▶ _Task_: Provide a single number: the count of lines containing the string "Amplification".

▶ _Data entries_:
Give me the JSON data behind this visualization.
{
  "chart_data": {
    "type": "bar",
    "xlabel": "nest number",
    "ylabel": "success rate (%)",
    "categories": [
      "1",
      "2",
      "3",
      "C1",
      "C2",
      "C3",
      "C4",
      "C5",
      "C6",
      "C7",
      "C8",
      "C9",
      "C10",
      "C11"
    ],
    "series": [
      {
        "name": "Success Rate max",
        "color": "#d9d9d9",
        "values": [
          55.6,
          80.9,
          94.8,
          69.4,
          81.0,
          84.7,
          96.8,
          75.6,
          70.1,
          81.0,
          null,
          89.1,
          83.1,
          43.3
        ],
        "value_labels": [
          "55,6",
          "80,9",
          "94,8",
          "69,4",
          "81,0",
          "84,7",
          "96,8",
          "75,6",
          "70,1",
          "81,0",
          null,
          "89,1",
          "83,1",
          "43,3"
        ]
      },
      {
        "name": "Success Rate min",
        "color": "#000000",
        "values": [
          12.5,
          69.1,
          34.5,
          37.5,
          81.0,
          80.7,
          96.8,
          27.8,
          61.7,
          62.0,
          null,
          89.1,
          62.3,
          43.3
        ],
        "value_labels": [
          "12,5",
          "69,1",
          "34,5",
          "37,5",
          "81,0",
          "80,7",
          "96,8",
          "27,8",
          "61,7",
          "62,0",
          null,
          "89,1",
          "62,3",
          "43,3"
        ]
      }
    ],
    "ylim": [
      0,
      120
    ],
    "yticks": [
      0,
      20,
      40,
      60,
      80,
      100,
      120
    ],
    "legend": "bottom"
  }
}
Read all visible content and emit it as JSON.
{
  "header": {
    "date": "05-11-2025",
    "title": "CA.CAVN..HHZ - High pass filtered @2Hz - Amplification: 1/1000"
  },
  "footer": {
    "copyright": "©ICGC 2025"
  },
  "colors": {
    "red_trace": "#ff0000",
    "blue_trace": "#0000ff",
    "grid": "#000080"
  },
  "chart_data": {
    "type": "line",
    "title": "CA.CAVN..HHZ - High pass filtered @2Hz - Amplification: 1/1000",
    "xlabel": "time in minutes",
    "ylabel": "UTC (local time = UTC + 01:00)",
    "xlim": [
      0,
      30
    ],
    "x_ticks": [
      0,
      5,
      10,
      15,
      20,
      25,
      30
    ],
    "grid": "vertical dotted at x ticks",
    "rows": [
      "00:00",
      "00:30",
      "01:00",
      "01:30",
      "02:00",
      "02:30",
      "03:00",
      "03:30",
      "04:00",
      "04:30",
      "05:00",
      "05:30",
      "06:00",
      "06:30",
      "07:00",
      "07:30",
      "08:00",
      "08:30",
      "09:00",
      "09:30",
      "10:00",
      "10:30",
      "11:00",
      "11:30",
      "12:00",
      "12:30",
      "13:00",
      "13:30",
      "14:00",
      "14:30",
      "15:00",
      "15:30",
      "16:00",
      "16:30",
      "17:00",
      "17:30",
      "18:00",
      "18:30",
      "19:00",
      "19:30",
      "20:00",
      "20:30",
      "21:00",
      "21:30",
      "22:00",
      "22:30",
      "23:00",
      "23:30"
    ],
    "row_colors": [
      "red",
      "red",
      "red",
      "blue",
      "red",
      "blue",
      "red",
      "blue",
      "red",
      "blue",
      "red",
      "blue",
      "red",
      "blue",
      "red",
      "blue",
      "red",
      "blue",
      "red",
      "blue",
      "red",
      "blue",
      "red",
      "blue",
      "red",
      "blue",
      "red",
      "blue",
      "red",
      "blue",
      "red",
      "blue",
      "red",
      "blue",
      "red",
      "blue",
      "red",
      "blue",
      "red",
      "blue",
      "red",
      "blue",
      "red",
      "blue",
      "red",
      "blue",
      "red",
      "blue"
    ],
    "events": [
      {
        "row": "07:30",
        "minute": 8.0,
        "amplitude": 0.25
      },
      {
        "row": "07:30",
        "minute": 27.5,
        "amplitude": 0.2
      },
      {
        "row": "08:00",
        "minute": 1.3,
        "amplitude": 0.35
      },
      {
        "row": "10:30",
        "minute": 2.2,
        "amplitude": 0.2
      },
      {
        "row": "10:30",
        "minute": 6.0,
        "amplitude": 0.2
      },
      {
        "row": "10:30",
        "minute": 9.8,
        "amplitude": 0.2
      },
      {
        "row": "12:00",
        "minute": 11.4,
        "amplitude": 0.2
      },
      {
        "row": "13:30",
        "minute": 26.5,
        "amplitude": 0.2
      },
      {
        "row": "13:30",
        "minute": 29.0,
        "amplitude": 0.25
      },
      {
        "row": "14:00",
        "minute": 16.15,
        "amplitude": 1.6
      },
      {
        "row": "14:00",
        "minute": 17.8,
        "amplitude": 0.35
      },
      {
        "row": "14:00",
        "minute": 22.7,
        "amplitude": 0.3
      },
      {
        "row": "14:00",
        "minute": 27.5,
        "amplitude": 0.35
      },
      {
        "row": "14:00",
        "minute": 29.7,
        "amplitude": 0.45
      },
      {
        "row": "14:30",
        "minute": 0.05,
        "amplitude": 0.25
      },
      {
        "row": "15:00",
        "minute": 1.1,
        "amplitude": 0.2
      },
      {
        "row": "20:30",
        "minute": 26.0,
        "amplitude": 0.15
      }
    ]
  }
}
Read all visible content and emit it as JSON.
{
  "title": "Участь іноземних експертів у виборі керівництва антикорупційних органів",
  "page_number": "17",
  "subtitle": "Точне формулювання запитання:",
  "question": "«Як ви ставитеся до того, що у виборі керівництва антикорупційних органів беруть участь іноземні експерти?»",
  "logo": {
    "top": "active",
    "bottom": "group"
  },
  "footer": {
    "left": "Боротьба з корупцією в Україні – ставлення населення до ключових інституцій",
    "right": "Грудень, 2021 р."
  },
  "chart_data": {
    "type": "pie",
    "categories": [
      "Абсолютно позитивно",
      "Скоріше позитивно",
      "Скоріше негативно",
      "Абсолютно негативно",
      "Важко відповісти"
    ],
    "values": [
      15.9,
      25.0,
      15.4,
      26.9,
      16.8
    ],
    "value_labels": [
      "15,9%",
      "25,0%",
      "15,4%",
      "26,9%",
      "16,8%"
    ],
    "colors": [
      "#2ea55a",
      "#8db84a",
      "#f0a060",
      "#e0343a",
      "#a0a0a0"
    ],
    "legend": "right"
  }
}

▶ _Output_: 2